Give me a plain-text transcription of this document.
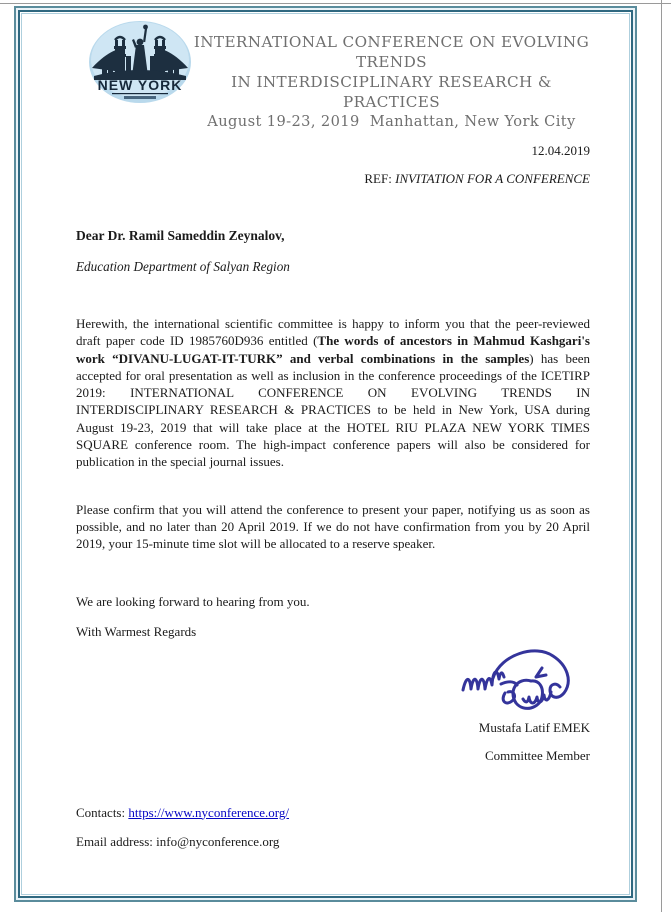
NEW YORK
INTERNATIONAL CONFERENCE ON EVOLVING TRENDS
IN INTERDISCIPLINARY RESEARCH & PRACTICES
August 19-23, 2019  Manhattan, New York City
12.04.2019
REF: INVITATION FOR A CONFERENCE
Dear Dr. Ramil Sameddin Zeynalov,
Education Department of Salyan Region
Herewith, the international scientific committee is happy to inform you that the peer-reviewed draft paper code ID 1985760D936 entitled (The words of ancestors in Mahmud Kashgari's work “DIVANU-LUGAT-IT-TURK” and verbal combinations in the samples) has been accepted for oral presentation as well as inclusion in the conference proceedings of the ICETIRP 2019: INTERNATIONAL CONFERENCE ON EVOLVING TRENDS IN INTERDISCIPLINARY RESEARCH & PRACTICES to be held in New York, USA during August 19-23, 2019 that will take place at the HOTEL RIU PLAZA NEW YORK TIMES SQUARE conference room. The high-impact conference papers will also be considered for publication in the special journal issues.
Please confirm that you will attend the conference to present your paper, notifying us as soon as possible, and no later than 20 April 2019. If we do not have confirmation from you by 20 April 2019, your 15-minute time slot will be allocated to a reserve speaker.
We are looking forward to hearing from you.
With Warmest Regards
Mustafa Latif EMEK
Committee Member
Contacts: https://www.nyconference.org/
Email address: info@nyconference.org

○ ○ ○ ○ ○

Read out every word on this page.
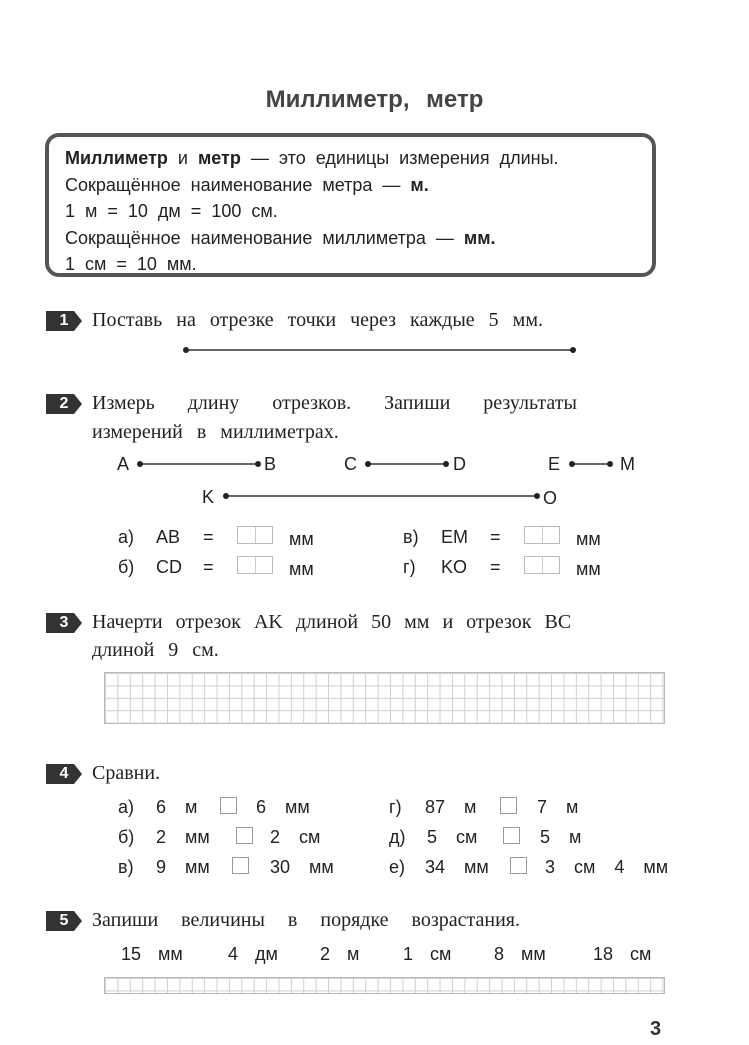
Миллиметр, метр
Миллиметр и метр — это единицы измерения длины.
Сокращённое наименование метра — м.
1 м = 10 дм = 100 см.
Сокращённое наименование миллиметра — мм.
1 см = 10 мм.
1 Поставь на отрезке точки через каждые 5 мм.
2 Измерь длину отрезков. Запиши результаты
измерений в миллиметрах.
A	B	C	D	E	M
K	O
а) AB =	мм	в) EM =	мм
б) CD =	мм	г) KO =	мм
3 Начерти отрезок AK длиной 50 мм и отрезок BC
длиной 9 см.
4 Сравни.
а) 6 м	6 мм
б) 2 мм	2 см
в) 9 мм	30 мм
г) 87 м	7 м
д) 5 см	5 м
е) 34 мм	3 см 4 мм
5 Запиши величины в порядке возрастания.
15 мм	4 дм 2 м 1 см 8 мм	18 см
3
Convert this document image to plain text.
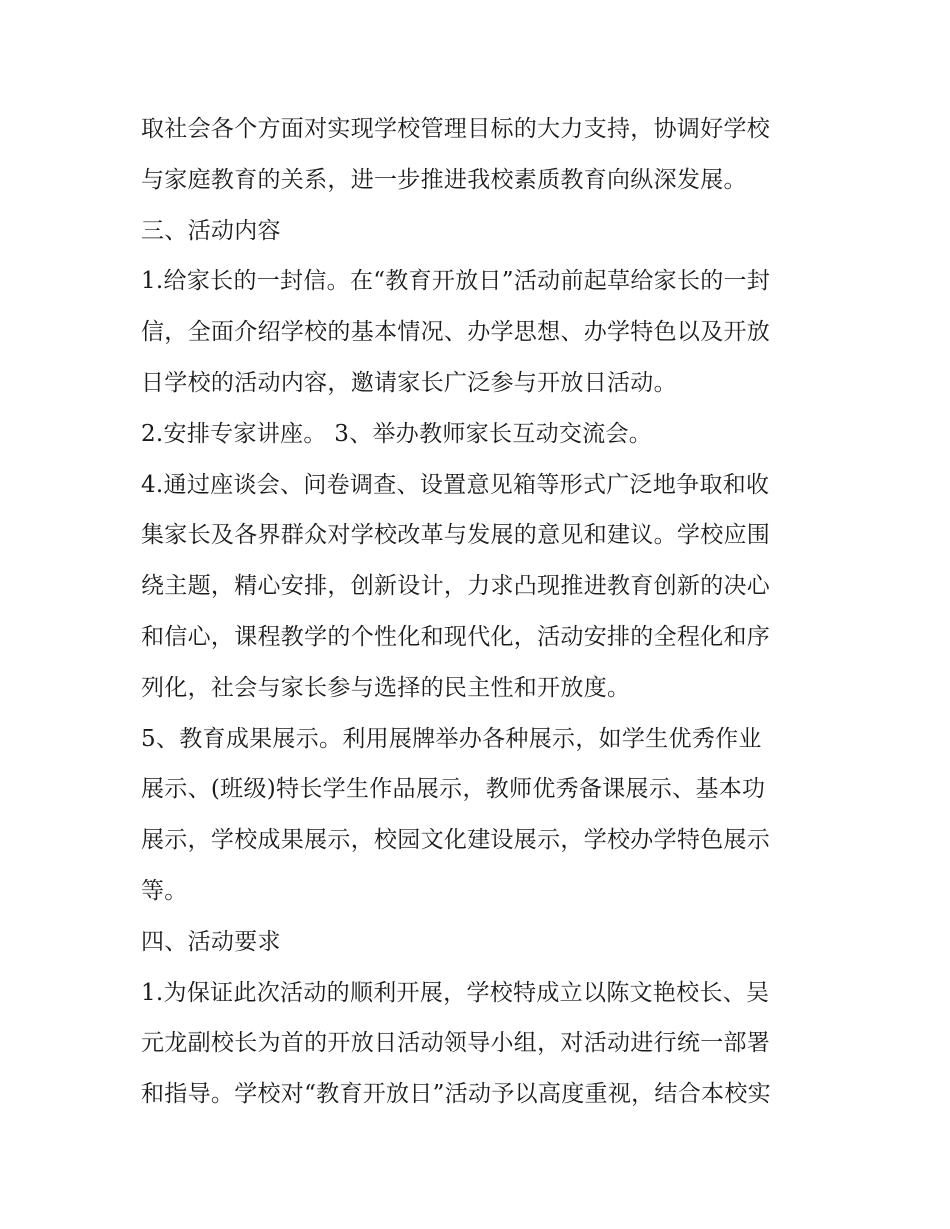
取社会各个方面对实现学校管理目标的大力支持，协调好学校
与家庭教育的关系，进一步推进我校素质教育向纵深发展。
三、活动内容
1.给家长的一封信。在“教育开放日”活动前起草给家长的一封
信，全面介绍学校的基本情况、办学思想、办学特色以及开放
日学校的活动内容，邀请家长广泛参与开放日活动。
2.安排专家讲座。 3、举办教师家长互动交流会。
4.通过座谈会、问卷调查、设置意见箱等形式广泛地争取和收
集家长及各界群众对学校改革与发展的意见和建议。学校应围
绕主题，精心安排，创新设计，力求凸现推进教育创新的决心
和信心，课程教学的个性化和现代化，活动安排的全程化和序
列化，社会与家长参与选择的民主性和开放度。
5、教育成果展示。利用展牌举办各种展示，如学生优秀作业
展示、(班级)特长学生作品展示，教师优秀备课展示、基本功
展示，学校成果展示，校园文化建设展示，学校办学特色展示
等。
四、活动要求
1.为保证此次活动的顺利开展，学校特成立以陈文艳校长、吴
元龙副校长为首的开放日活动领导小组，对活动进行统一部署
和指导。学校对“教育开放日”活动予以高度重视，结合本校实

○ ○ ○ ○ ○

#### [Short task]
Among the records above, find each line holding the string "INTERNATIONAL" and pull it out.

#### [Problem solution]
INTERNATIONAL CONFERENCE ON EVOLVING TRENDS
Herewith, the international scientific committee is happy to inform you that the peer-reviewed draft paper code ID 1985760D936 entitled (The words of ancestors in Mahmud Kashgari's work “DIVANU-LUGAT-IT-TURK” and verbal combinations in the samples) has been accepted for oral presentation as well as inclusion in the conference proceedings of the ICETIRP 2019: INTERNATIONAL CONFERENCE ON EVOLVING TRENDS IN INTERDISCIPLINARY RESEARCH & PRACTICES to be held in New York, USA during August 19-23, 2019 that will take place at the HOTEL RIU PLAZA NEW YORK TIMES SQUARE conference room. The high-impact conference papers will also be considered for publication in the special journal issues.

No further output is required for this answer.